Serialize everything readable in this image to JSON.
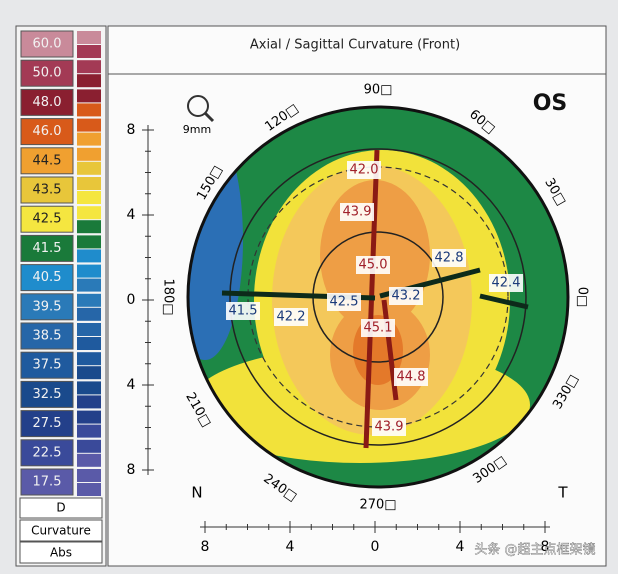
{
  "scale": {
    "labels": [
      "60.0",
      "50.0",
      "48.0",
      "46.0",
      "44.5",
      "43.5",
      "42.5",
      "41.5",
      "40.5",
      "39.5",
      "38.5",
      "37.5",
      "32.5",
      "27.5",
      "22.5",
      "17.5"
    ],
    "unit": "D",
    "type": "Curvature",
    "mode": "Abs"
  },
  "map": {
    "title": "Axial / Sagittal Curvature (Front)",
    "eye": "OS",
    "zoom": "9mm",
    "y_axis": [
      "8",
      "4",
      "0",
      "4",
      "8"
    ],
    "x_axis": [
      "8",
      "4",
      "0",
      "4",
      "8"
    ],
    "angles": [
      "90□",
      "60□",
      "30□",
      "0□",
      "330□",
      "300□",
      "270□",
      "240□",
      "210□",
      "180□",
      "150□",
      "120□"
    ],
    "nasal": "N",
    "temporal": "T",
    "readings": [
      "42.0",
      "43.9",
      "45.0",
      "45.1",
      "44.8",
      "43.9",
      "41.5",
      "42.2",
      "42.5",
      "43.2",
      "42.8",
      "42.4"
    ]
  },
  "watermark": "头条 @超主点框架镜"
}
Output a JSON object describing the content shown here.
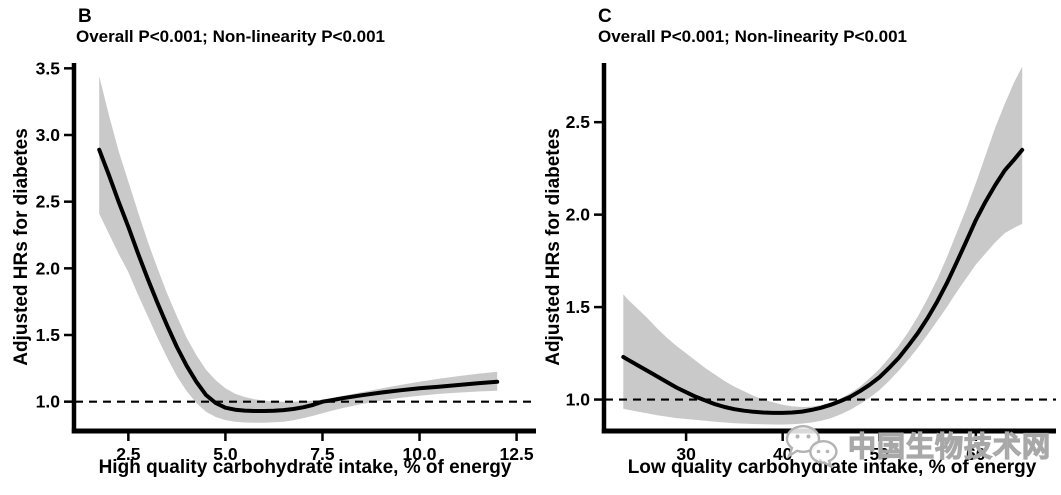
{
  "colors": {
    "curve": "#000000",
    "ci_band": "#c9c9c9",
    "reference_line": "#000000",
    "text": "#000000",
    "watermark_gray": "#ababab",
    "background": "#ffffff"
  },
  "watermark": {
    "icon": "wechat-icon",
    "text": "中国生物技术网"
  },
  "chart_data": [
    {
      "type": "line",
      "panel_label": "B",
      "subtitle": "Overall P<0.001; Non-linearity P<0.001",
      "xlabel": "High quality carbohydrate intake, % of energy",
      "ylabel": "Adjusted HRs for diabetes",
      "xlim": [
        1.1,
        13.0
      ],
      "ylim": [
        0.78,
        3.54
      ],
      "grid": false,
      "legend": null,
      "reference_line_y": 1.0,
      "xticks": {
        "values": [
          2.5,
          5,
          7.5,
          10,
          12.5
        ],
        "labels": [
          "2.5",
          "5.0",
          "7.5",
          "10.0",
          "12.5"
        ]
      },
      "yticks": {
        "values": [
          1,
          1.5,
          2,
          2.5,
          3,
          3.5
        ],
        "labels": [
          "1.0",
          "1.5",
          "2.0",
          "2.5",
          "3.0",
          "3.5"
        ]
      },
      "series": {
        "x": [
          1.75,
          2,
          2.25,
          2.5,
          2.75,
          3,
          3.25,
          3.5,
          3.75,
          4,
          4.25,
          4.5,
          4.75,
          5,
          5.25,
          5.5,
          5.75,
          6,
          6.25,
          6.5,
          6.75,
          7,
          7.25,
          7.5,
          7.75,
          8,
          8.5,
          9,
          9.5,
          10,
          10.5,
          11,
          11.5,
          12
        ],
        "hr": [
          2.89,
          2.7,
          2.5,
          2.31,
          2.11,
          1.92,
          1.74,
          1.57,
          1.41,
          1.27,
          1.15,
          1.05,
          0.99,
          0.955,
          0.94,
          0.933,
          0.93,
          0.93,
          0.932,
          0.937,
          0.945,
          0.958,
          0.975,
          1.0,
          1.012,
          1.025,
          1.048,
          1.068,
          1.085,
          1.1,
          1.112,
          1.125,
          1.138,
          1.15
        ],
        "ci_upper": [
          3.44,
          3.15,
          2.88,
          2.65,
          2.42,
          2.2,
          2.0,
          1.81,
          1.64,
          1.48,
          1.35,
          1.24,
          1.16,
          1.1,
          1.06,
          1.035,
          1.018,
          1.008,
          1.002,
          1.0,
          1.0,
          1.003,
          1.008,
          1.015,
          1.028,
          1.042,
          1.07,
          1.098,
          1.125,
          1.15,
          1.172,
          1.192,
          1.21,
          1.225
        ],
        "ci_lower": [
          2.41,
          2.26,
          2.11,
          1.97,
          1.8,
          1.64,
          1.48,
          1.33,
          1.19,
          1.08,
          0.99,
          0.925,
          0.885,
          0.862,
          0.85,
          0.844,
          0.842,
          0.842,
          0.845,
          0.85,
          0.86,
          0.875,
          0.893,
          0.913,
          0.933,
          0.95,
          0.982,
          1.008,
          1.028,
          1.045,
          1.058,
          1.068,
          1.076,
          1.082
        ]
      }
    },
    {
      "type": "line",
      "panel_label": "C",
      "subtitle": "Overall P<0.001; Non-linearity P<0.001",
      "xlabel": "Low quality carbohydrate intake, % of energy",
      "ylabel": "Adjusted HRs for diabetes",
      "xlim": [
        21.5,
        68.3
      ],
      "ylim": [
        0.83,
        2.82
      ],
      "grid": false,
      "legend": null,
      "reference_line_y": 1.0,
      "xticks": {
        "values": [
          30,
          40,
          50,
          60
        ],
        "labels": [
          "30",
          "40",
          "50",
          "60"
        ]
      },
      "yticks": {
        "values": [
          1,
          1.5,
          2,
          2.5
        ],
        "labels": [
          "1.0",
          "1.5",
          "2.0",
          "2.5"
        ]
      },
      "series": {
        "x": [
          23.5,
          24,
          25,
          26,
          27,
          28,
          29,
          30,
          31,
          32,
          33,
          34,
          35,
          36,
          37,
          38,
          39,
          40,
          41,
          42,
          43,
          44,
          45,
          46,
          47,
          48,
          49,
          50,
          51,
          52,
          53,
          54,
          55,
          56,
          57,
          58,
          59,
          60,
          61,
          62,
          63,
          64,
          64.8
        ],
        "hr": [
          1.23,
          1.215,
          1.185,
          1.155,
          1.125,
          1.095,
          1.065,
          1.04,
          1.015,
          0.995,
          0.975,
          0.96,
          0.948,
          0.94,
          0.934,
          0.93,
          0.928,
          0.928,
          0.93,
          0.935,
          0.944,
          0.956,
          0.972,
          0.992,
          1.015,
          1.045,
          1.08,
          1.12,
          1.17,
          1.225,
          1.29,
          1.36,
          1.44,
          1.53,
          1.63,
          1.74,
          1.855,
          1.97,
          2.07,
          2.16,
          2.24,
          2.3,
          2.35
        ],
        "ci_upper": [
          1.57,
          1.54,
          1.49,
          1.44,
          1.385,
          1.335,
          1.29,
          1.25,
          1.21,
          1.17,
          1.135,
          1.1,
          1.07,
          1.045,
          1.02,
          1.0,
          0.985,
          0.972,
          0.963,
          0.96,
          0.962,
          0.97,
          0.985,
          1.005,
          1.035,
          1.07,
          1.115,
          1.165,
          1.225,
          1.29,
          1.365,
          1.45,
          1.545,
          1.65,
          1.77,
          1.9,
          2.03,
          2.17,
          2.32,
          2.47,
          2.6,
          2.72,
          2.8
        ],
        "ci_lower": [
          0.95,
          0.945,
          0.935,
          0.925,
          0.915,
          0.908,
          0.9,
          0.895,
          0.89,
          0.885,
          0.88,
          0.876,
          0.872,
          0.87,
          0.868,
          0.866,
          0.865,
          0.865,
          0.867,
          0.87,
          0.876,
          0.885,
          0.9,
          0.92,
          0.945,
          0.975,
          1.01,
          1.05,
          1.1,
          1.155,
          1.215,
          1.28,
          1.35,
          1.425,
          1.5,
          1.58,
          1.655,
          1.73,
          1.79,
          1.85,
          1.9,
          1.93,
          1.95
        ]
      }
    }
  ]
}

------------

● WORK REQUIRED:
Copy out all of the material exactly as written, without its pictures.

● EXERCISE RESULT:
Serialize everything readable in this image to JSON.
{
  "scale": {
    "labels": [
      "60.0",
      "50.0",
      "48.0",
      "46.0",
      "44.5",
      "43.5",
      "42.5",
      "41.5",
      "40.5",
      "39.5",
      "38.5",
      "37.5",
      "32.5",
      "27.5",
      "22.5",
      "17.5"
    ],
    "unit": "D",
    "type": "Curvature",
    "mode": "Abs"
  },
  "map": {
    "title": "Axial / Sagittal Curvature (Front)",
    "eye": "OS",
    "zoom": "9mm",
    "y_axis": [
      "8",
      "4",
      "0",
      "4",
      "8"
    ],
    "x_axis": [
      "8",
      "4",
      "0",
      "4",
      "8"
    ],
    "angles": [
      "90□",
      "60□",
      "30□",
      "0□",
      "330□",
      "300□",
      "270□",
      "240□",
      "210□",
      "180□",
      "150□",
      "120□"
    ],
    "nasal": "N",
    "temporal": "T",
    "readings": [
      "42.0",
      "43.9",
      "45.0",
      "45.1",
      "44.8",
      "43.9",
      "41.5",
      "42.2",
      "42.5",
      "43.2",
      "42.8",
      "42.4"
    ]
  },
  "watermark": "头条 @超主点框架镜"
}
Output a JSON object describing the content shown here.
{
  "colors": {
    "curve": "#000000",
    "ci_band": "#c9c9c9",
    "reference_line": "#000000",
    "text": "#000000",
    "watermark_gray": "#ababab",
    "background": "#ffffff"
  },
  "watermark": {
    "icon": "wechat-icon",
    "text": "中国生物技术网"
  },
  "chart_data": [
    {
      "type": "line",
      "panel_label": "B",
      "subtitle": "Overall P<0.001; Non-linearity P<0.001",
      "xlabel": "High quality carbohydrate intake, % of energy",
      "ylabel": "Adjusted HRs for diabetes",
      "xlim": [
        1.1,
        13.0
      ],
      "ylim": [
        0.78,
        3.54
      ],
      "grid": false,
      "legend": null,
      "reference_line_y": 1.0,
      "xticks": {
        "values": [
          2.5,
          5,
          7.5,
          10,
          12.5
        ],
        "labels": [
          "2.5",
          "5.0",
          "7.5",
          "10.0",
          "12.5"
        ]
      },
      "yticks": {
        "values": [
          1,
          1.5,
          2,
          2.5,
          3,
          3.5
        ],
        "labels": [
          "1.0",
          "1.5",
          "2.0",
          "2.5",
          "3.0",
          "3.5"
        ]
      },
      "series": {
        "x": [
          1.75,
          2,
          2.25,
          2.5,
          2.75,
          3,
          3.25,
          3.5,
          3.75,
          4,
          4.25,
          4.5,
          4.75,
          5,
          5.25,
          5.5,
          5.75,
          6,
          6.25,
          6.5,
          6.75,
          7,
          7.25,
          7.5,
          7.75,
          8,
          8.5,
          9,
          9.5,
          10,
          10.5,
          11,
          11.5,
          12
        ],
        "hr": [
          2.89,
          2.7,
          2.5,
          2.31,
          2.11,
          1.92,
          1.74,
          1.57,
          1.41,
          1.27,
          1.15,
          1.05,
          0.99,
          0.955,
          0.94,
          0.933,
          0.93,
          0.93,
          0.932,
          0.937,
          0.945,
          0.958,
          0.975,
          1.0,
          1.012,
          1.025,
          1.048,
          1.068,
          1.085,
          1.1,
          1.112,
          1.125,
          1.138,
          1.15
        ],
        "ci_upper": [
          3.44,
          3.15,
          2.88,
          2.65,
          2.42,
          2.2,
          2.0,
          1.81,
          1.64,
          1.48,
          1.35,
          1.24,
          1.16,
          1.1,
          1.06,
          1.035,
          1.018,
          1.008,
          1.002,
          1.0,
          1.0,
          1.003,
          1.008,
          1.015,
          1.028,
          1.042,
          1.07,
          1.098,
          1.125,
          1.15,
          1.172,
          1.192,
          1.21,
          1.225
        ],
        "ci_lower": [
          2.41,
          2.26,
          2.11,
          1.97,
          1.8,
          1.64,
          1.48,
          1.33,
          1.19,
          1.08,
          0.99,
          0.925,
          0.885,
          0.862,
          0.85,
          0.844,
          0.842,
          0.842,
          0.845,
          0.85,
          0.86,
          0.875,
          0.893,
          0.913,
          0.933,
          0.95,
          0.982,
          1.008,
          1.028,
          1.045,
          1.058,
          1.068,
          1.076,
          1.082
        ]
      }
    },
    {
      "type": "line",
      "panel_label": "C",
      "subtitle": "Overall P<0.001; Non-linearity P<0.001",
      "xlabel": "Low quality carbohydrate intake, % of energy",
      "ylabel": "Adjusted HRs for diabetes",
      "xlim": [
        21.5,
        68.3
      ],
      "ylim": [
        0.83,
        2.82
      ],
      "grid": false,
      "legend": null,
      "reference_line_y": 1.0,
      "xticks": {
        "values": [
          30,
          40,
          50,
          60
        ],
        "labels": [
          "30",
          "40",
          "50",
          "60"
        ]
      },
      "yticks": {
        "values": [
          1,
          1.5,
          2,
          2.5
        ],
        "labels": [
          "1.0",
          "1.5",
          "2.0",
          "2.5"
        ]
      },
      "series": {
        "x": [
          23.5,
          24,
          25,
          26,
          27,
          28,
          29,
          30,
          31,
          32,
          33,
          34,
          35,
          36,
          37,
          38,
          39,
          40,
          41,
          42,
          43,
          44,
          45,
          46,
          47,
          48,
          49,
          50,
          51,
          52,
          53,
          54,
          55,
          56,
          57,
          58,
          59,
          60,
          61,
          62,
          63,
          64,
          64.8
        ],
        "hr": [
          1.23,
          1.215,
          1.185,
          1.155,
          1.125,
          1.095,
          1.065,
          1.04,
          1.015,
          0.995,
          0.975,
          0.96,
          0.948,
          0.94,
          0.934,
          0.93,
          0.928,
          0.928,
          0.93,
          0.935,
          0.944,
          0.956,
          0.972,
          0.992,
          1.015,
          1.045,
          1.08,
          1.12,
          1.17,
          1.225,
          1.29,
          1.36,
          1.44,
          1.53,
          1.63,
          1.74,
          1.855,
          1.97,
          2.07,
          2.16,
          2.24,
          2.3,
          2.35
        ],
        "ci_upper": [
          1.57,
          1.54,
          1.49,
          1.44,
          1.385,
          1.335,
          1.29,
          1.25,
          1.21,
          1.17,
          1.135,
          1.1,
          1.07,
          1.045,
          1.02,
          1.0,
          0.985,
          0.972,
          0.963,
          0.96,
          0.962,
          0.97,
          0.985,
          1.005,
          1.035,
          1.07,
          1.115,
          1.165,
          1.225,
          1.29,
          1.365,
          1.45,
          1.545,
          1.65,
          1.77,
          1.9,
          2.03,
          2.17,
          2.32,
          2.47,
          2.6,
          2.72,
          2.8
        ],
        "ci_lower": [
          0.95,
          0.945,
          0.935,
          0.925,
          0.915,
          0.908,
          0.9,
          0.895,
          0.89,
          0.885,
          0.88,
          0.876,
          0.872,
          0.87,
          0.868,
          0.866,
          0.865,
          0.865,
          0.867,
          0.87,
          0.876,
          0.885,
          0.9,
          0.92,
          0.945,
          0.975,
          1.01,
          1.05,
          1.1,
          1.155,
          1.215,
          1.28,
          1.35,
          1.425,
          1.5,
          1.58,
          1.655,
          1.73,
          1.79,
          1.85,
          1.9,
          1.93,
          1.95
        ]
      }
    }
  ]
}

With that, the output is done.